* EXERCISE OBJECTIVE *
For each line in the data below that holds "Last", return a copy.

* ENTRIES *
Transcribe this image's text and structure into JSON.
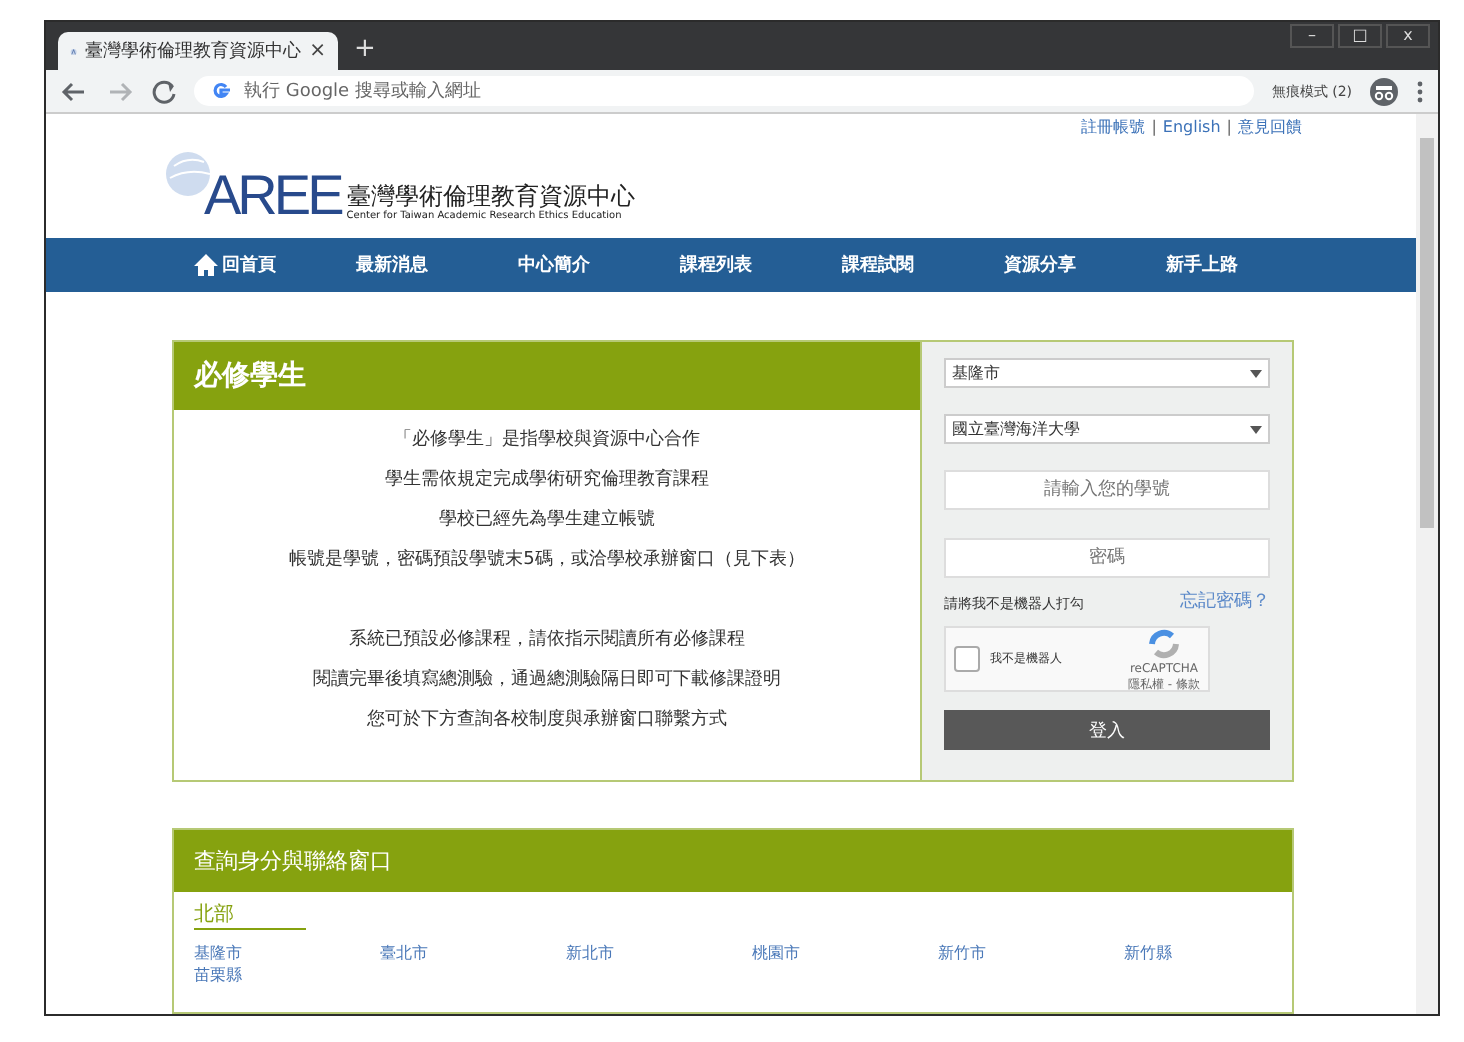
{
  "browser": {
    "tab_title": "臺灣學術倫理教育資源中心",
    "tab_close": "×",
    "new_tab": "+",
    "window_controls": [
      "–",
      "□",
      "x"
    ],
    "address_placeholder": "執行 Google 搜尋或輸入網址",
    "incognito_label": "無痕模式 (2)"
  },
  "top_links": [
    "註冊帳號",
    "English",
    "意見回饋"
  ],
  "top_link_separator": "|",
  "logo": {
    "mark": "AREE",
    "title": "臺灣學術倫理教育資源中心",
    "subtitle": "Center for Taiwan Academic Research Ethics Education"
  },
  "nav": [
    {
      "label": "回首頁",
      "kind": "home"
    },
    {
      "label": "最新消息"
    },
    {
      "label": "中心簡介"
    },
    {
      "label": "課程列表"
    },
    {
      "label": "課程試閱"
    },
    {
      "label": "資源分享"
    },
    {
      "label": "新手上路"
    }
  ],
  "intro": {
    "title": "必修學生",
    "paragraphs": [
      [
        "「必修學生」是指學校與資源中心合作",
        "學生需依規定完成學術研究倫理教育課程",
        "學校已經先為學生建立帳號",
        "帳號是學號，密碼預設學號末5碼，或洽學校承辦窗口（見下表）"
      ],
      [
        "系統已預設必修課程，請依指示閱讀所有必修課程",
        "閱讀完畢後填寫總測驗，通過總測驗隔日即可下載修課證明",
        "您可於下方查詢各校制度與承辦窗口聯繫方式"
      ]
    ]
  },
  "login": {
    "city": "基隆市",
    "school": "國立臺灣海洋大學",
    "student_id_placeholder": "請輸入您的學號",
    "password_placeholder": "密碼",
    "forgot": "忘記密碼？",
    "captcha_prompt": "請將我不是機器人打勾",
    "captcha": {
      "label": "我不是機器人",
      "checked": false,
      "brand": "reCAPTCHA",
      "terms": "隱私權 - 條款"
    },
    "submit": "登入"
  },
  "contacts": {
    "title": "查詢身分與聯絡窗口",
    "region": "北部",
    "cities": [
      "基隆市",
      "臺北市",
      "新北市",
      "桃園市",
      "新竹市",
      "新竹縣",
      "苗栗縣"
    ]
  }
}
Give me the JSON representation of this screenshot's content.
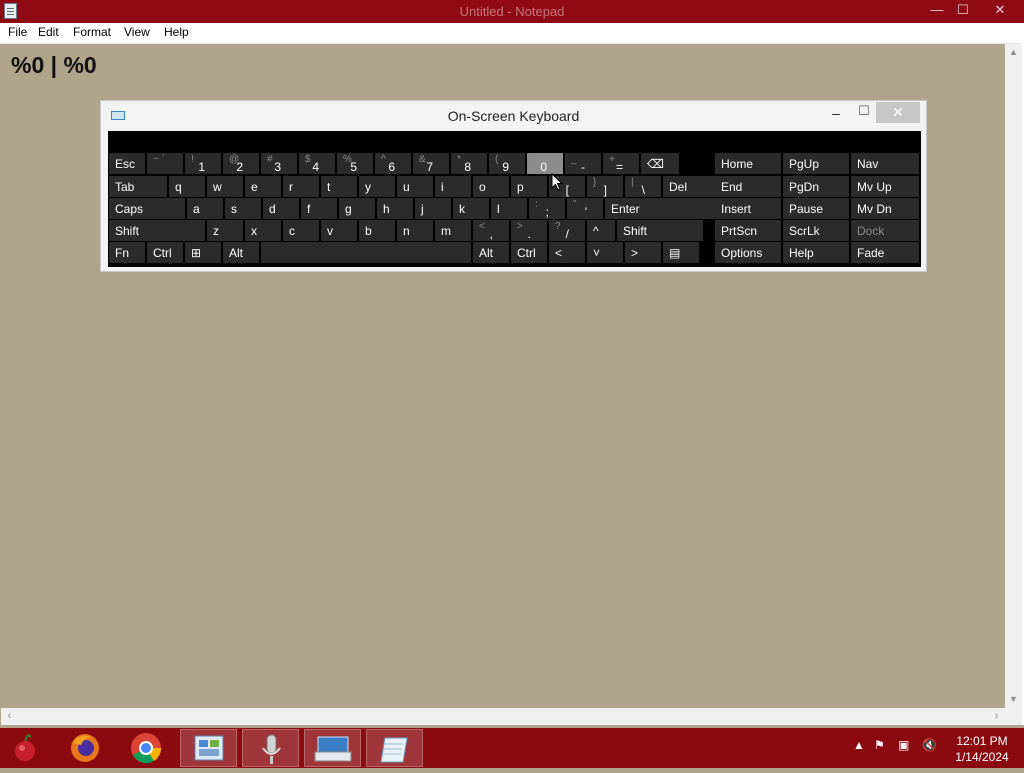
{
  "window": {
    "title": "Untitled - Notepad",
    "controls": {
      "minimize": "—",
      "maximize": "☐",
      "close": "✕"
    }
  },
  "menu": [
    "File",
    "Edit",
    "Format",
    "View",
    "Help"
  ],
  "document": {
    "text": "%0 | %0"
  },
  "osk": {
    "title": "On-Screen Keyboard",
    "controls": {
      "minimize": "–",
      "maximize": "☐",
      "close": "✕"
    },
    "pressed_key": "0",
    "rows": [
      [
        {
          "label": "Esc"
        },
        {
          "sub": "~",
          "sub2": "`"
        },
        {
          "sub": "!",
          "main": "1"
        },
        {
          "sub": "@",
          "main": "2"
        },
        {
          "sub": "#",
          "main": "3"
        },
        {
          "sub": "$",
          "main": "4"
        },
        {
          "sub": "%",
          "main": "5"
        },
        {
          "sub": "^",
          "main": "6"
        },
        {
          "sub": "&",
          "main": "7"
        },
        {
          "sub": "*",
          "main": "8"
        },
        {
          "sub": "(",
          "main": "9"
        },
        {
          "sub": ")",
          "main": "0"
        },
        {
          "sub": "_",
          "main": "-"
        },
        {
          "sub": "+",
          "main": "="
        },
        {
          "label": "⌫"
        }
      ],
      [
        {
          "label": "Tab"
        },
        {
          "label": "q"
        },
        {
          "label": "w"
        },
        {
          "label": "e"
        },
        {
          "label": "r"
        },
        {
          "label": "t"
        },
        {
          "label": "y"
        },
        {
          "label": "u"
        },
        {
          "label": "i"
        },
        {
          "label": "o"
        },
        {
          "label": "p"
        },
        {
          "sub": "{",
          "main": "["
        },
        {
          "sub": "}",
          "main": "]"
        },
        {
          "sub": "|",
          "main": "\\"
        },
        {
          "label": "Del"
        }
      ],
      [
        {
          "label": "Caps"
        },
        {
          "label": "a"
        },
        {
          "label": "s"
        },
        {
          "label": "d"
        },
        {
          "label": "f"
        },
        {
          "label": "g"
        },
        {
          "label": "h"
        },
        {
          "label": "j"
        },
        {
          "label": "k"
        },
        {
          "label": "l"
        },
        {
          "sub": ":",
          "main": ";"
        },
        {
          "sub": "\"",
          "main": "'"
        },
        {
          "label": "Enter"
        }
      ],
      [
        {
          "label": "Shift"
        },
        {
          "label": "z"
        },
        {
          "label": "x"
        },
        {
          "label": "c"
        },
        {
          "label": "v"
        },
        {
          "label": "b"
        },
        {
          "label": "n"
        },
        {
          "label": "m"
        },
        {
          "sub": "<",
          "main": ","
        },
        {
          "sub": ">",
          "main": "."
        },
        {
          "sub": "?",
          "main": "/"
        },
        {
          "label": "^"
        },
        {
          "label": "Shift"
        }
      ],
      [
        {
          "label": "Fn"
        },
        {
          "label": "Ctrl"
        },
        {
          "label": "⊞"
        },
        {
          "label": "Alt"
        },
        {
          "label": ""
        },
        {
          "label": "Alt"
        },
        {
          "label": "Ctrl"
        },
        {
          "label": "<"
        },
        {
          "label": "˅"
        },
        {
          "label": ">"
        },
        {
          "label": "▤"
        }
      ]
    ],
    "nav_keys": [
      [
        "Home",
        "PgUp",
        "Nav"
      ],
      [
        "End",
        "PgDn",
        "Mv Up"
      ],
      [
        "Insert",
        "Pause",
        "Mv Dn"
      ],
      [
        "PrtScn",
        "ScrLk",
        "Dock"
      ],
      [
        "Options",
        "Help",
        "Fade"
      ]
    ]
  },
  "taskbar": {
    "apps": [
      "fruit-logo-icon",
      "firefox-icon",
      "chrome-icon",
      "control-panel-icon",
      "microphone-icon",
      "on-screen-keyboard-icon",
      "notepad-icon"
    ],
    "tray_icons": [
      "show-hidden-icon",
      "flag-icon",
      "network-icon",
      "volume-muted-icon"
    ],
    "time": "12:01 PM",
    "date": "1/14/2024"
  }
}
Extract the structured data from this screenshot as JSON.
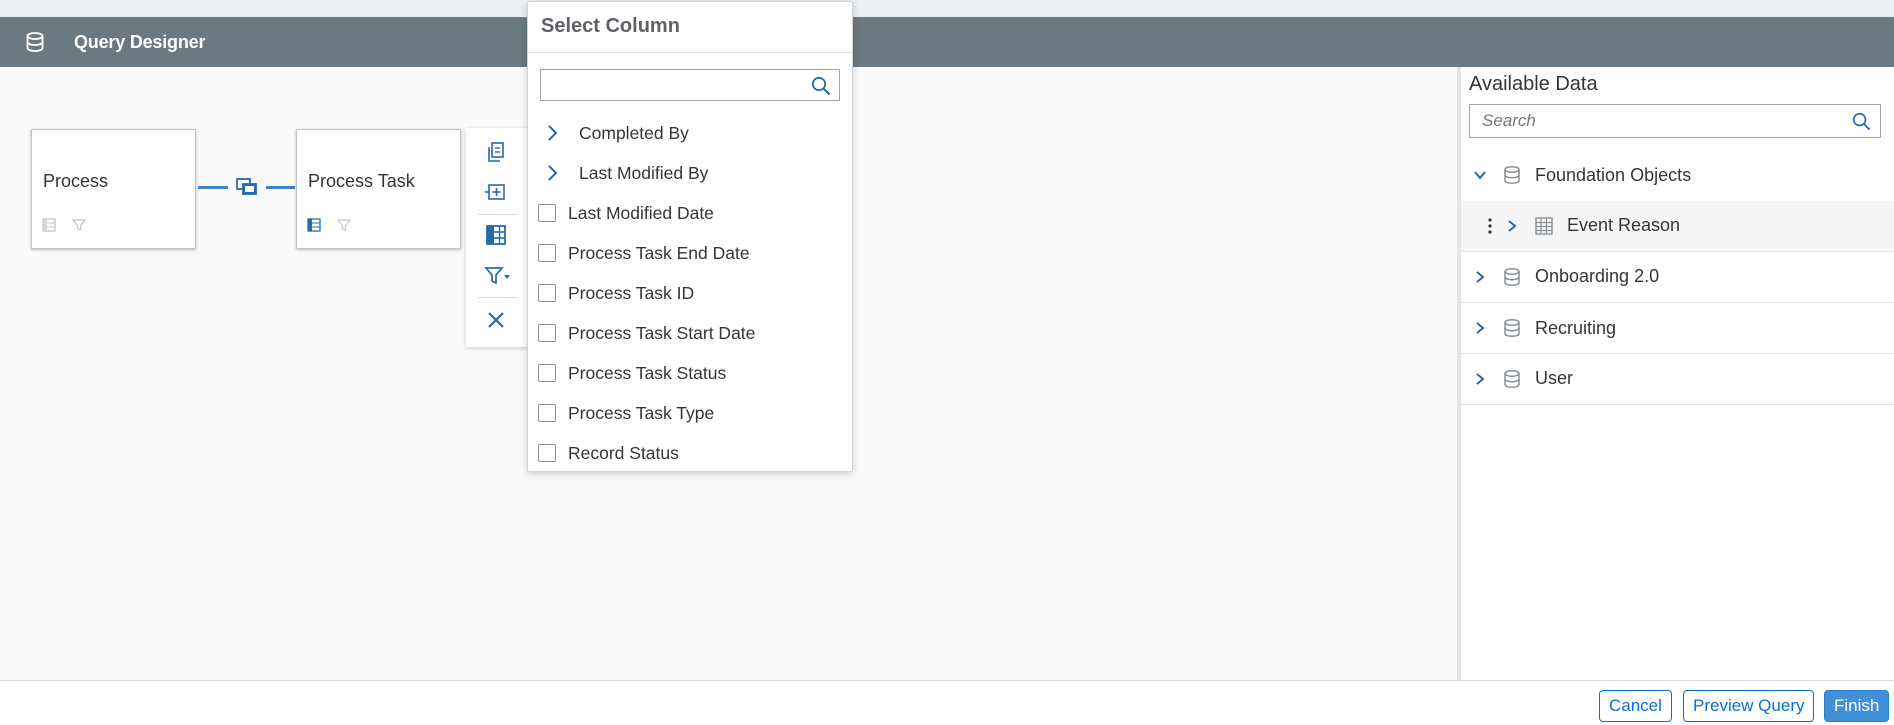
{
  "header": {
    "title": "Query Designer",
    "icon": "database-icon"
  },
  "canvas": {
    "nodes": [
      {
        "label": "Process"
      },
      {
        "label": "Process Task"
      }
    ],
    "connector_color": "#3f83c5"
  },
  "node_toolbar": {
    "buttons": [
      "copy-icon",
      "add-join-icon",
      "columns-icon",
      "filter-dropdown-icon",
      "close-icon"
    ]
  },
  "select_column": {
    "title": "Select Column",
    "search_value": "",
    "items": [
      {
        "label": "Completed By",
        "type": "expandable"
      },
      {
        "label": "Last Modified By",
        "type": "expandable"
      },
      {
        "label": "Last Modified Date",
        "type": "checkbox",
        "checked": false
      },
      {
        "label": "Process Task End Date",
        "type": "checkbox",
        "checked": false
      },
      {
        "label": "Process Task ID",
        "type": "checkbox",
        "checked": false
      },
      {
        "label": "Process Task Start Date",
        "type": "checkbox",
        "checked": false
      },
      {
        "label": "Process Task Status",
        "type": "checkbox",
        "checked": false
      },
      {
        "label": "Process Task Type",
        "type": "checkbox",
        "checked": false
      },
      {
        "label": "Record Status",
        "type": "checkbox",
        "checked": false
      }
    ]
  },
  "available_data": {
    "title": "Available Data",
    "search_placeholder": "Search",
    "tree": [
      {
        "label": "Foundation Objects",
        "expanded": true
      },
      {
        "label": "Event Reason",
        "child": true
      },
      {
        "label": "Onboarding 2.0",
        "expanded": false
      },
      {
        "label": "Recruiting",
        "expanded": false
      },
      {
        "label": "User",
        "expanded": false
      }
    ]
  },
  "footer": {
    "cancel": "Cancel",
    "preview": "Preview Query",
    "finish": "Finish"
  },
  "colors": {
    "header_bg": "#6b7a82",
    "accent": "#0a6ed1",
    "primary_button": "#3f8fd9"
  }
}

* PROBLEM SOLUTION *
        "label": "Last Modified By",
        "label": "Last Modified Date",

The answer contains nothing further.